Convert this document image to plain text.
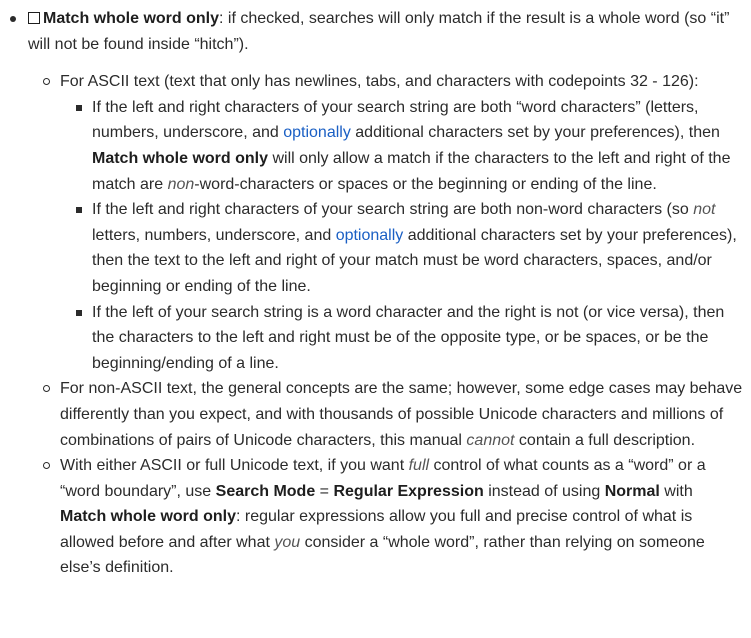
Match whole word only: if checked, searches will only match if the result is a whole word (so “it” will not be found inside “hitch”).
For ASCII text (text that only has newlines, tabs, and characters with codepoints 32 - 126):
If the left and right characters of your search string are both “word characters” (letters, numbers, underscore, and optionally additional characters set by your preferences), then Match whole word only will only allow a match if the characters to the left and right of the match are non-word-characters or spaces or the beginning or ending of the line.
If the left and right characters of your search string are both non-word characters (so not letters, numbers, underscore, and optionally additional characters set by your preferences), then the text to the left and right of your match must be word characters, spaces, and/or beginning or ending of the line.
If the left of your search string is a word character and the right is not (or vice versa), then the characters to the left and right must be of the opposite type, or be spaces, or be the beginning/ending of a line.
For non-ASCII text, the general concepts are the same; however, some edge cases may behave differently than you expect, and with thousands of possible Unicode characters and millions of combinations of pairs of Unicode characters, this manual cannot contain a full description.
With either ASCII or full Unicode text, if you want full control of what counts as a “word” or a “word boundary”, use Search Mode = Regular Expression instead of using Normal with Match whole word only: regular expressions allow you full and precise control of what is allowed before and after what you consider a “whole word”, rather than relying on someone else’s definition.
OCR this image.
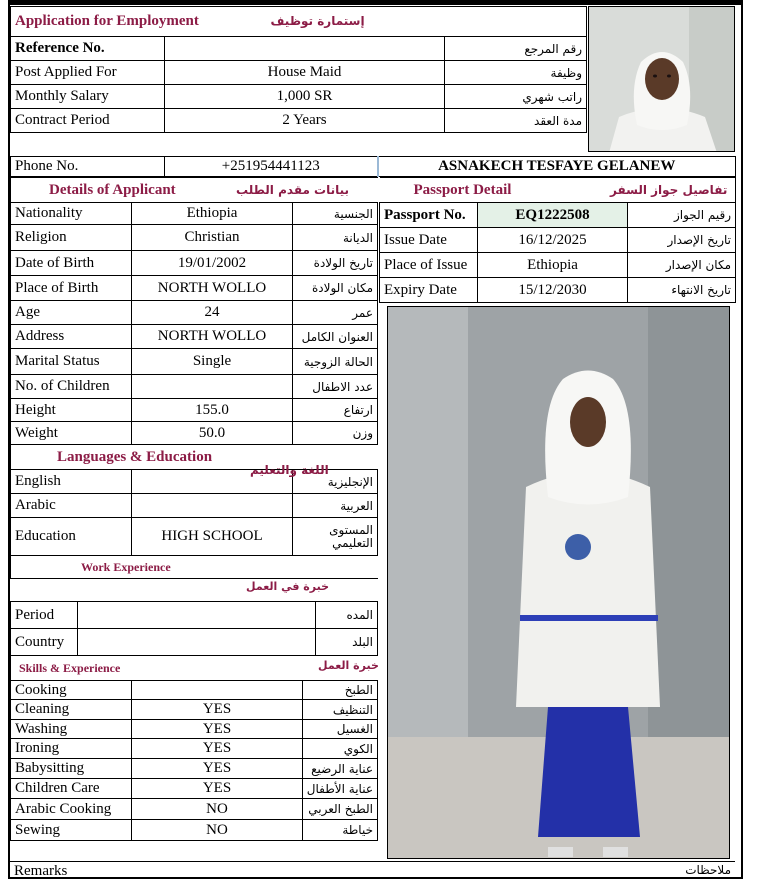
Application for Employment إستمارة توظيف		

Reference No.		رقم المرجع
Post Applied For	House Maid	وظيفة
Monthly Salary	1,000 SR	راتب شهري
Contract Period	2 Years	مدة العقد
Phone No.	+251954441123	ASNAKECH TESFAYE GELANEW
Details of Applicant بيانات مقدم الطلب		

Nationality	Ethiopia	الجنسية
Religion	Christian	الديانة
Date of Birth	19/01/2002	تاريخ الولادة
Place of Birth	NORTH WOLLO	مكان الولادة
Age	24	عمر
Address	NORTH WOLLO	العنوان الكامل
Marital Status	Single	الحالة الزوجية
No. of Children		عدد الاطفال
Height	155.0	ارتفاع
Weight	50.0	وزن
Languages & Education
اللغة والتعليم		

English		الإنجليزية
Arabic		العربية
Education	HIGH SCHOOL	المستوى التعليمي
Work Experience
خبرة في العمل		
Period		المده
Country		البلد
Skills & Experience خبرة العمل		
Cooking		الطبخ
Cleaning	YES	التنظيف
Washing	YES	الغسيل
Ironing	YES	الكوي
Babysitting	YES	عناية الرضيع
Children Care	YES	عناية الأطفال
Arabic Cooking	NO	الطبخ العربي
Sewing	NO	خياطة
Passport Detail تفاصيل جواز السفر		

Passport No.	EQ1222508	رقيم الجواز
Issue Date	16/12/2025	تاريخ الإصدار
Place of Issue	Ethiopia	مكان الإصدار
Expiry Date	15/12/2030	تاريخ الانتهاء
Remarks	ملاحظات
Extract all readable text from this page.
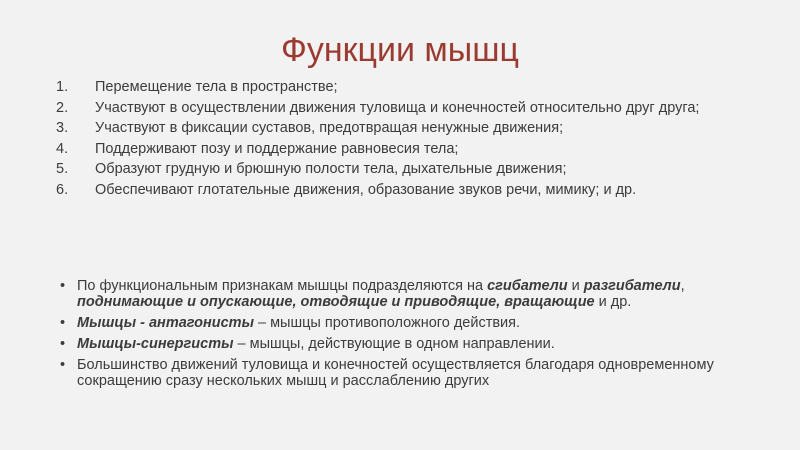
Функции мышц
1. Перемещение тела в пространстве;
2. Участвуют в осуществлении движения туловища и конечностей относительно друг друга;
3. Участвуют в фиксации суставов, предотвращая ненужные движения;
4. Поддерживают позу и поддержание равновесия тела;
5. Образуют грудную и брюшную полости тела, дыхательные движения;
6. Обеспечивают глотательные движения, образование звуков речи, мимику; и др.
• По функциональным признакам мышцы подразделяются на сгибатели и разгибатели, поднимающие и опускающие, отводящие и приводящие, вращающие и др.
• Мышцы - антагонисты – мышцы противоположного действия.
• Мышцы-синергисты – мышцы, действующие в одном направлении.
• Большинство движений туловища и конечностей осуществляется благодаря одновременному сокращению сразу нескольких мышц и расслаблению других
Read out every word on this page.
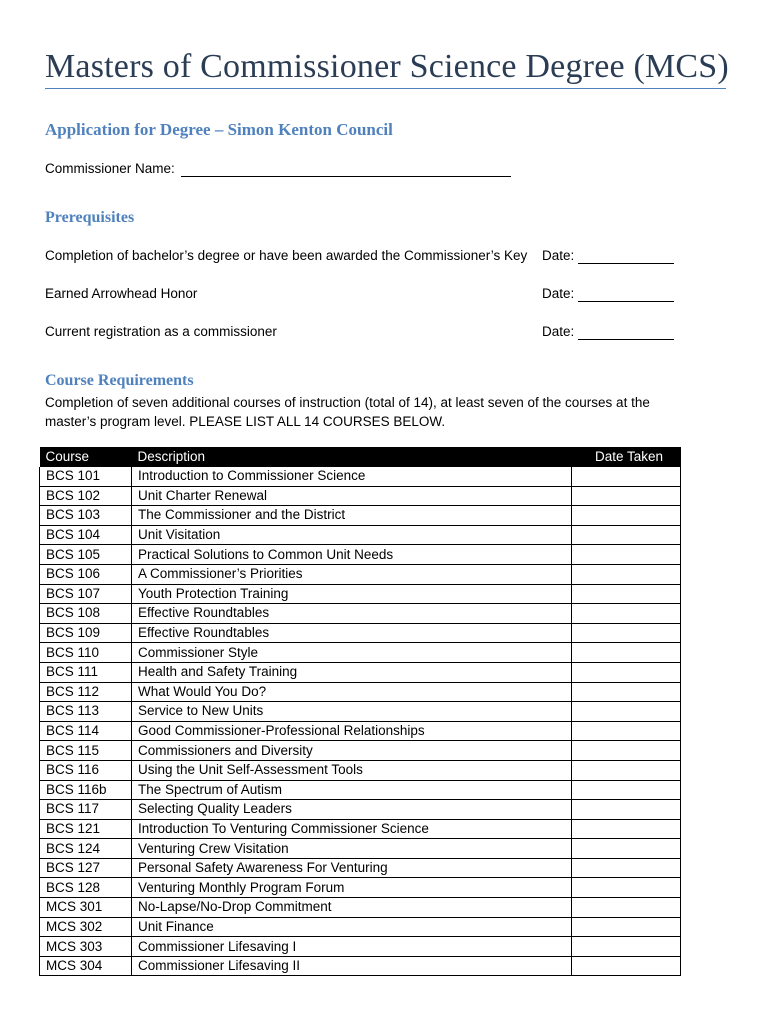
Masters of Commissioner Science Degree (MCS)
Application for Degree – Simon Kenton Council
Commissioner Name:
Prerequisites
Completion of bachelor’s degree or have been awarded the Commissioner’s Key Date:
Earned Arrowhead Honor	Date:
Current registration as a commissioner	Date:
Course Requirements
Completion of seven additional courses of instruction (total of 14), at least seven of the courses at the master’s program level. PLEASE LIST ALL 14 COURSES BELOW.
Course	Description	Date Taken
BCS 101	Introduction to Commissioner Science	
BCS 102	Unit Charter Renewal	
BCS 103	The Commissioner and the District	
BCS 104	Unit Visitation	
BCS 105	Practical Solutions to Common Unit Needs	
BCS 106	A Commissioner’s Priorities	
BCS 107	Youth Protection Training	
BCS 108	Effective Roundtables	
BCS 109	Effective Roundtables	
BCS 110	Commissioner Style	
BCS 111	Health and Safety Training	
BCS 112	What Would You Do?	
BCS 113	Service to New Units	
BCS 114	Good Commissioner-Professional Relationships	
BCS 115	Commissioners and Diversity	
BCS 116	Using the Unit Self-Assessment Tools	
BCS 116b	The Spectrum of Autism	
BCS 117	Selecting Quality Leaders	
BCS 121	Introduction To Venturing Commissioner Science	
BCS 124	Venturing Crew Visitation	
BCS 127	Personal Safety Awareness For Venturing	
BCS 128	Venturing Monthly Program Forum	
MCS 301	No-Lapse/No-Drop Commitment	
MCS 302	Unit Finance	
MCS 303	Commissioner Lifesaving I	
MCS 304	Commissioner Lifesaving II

* * *

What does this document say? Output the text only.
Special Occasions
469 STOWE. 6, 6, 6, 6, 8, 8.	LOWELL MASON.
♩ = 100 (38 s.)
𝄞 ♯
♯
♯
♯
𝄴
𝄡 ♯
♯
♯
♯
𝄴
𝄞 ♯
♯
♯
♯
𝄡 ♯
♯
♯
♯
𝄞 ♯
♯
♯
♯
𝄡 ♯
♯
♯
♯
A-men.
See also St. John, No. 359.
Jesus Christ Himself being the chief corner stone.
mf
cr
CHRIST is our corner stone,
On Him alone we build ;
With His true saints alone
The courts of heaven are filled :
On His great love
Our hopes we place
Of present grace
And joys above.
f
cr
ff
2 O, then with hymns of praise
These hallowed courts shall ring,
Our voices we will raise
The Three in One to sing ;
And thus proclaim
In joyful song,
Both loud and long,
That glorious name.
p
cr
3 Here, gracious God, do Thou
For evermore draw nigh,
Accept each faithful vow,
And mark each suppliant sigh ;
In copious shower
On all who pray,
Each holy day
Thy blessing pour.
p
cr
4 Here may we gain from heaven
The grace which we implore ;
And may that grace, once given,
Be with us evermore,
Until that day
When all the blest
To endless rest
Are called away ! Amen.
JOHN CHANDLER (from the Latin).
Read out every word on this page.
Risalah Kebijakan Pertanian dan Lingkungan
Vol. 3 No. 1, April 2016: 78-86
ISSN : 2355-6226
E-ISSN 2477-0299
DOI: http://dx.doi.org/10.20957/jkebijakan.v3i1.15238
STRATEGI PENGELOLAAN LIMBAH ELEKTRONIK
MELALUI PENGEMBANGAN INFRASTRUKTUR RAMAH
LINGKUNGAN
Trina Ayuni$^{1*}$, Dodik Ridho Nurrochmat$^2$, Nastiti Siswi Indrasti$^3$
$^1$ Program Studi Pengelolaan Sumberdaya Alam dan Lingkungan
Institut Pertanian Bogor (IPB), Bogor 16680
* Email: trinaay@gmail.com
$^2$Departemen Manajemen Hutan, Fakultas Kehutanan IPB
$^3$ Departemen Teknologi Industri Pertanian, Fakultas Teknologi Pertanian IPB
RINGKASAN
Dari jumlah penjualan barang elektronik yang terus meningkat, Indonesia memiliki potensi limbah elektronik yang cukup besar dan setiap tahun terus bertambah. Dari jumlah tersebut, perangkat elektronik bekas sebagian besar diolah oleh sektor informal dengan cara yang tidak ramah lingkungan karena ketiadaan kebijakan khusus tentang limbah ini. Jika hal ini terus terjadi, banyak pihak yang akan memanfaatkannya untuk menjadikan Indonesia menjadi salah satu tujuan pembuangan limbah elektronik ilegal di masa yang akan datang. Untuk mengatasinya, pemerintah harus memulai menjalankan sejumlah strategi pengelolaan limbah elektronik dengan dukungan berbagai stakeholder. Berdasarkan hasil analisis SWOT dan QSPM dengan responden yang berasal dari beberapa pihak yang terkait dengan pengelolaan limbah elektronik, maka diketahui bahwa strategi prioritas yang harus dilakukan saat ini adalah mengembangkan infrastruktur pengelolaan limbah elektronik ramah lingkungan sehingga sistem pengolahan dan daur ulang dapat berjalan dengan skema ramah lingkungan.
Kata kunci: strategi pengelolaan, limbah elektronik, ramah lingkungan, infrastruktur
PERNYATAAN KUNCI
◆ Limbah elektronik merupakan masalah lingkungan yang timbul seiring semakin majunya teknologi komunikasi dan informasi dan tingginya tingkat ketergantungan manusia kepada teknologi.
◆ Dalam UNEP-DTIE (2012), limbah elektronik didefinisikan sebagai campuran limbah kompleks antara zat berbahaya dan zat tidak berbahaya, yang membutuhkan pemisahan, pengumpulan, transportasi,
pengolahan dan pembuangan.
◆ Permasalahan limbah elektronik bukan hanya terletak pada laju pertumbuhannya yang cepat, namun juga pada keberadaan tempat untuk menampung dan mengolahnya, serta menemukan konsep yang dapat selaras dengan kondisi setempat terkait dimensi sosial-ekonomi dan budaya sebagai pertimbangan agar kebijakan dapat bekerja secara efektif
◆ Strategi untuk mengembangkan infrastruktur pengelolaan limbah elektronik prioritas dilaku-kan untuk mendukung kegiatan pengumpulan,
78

• WORK TO BE COMPLETED
Extract each line holding the word "Science" from the records.

• WRITTEN RESPONSE
Masters of Commissioner Science Degree (MCS)
BCS 101	Introduction to Commissioner Science	
BCS 121	Introduction To Venturing Commissioner Science	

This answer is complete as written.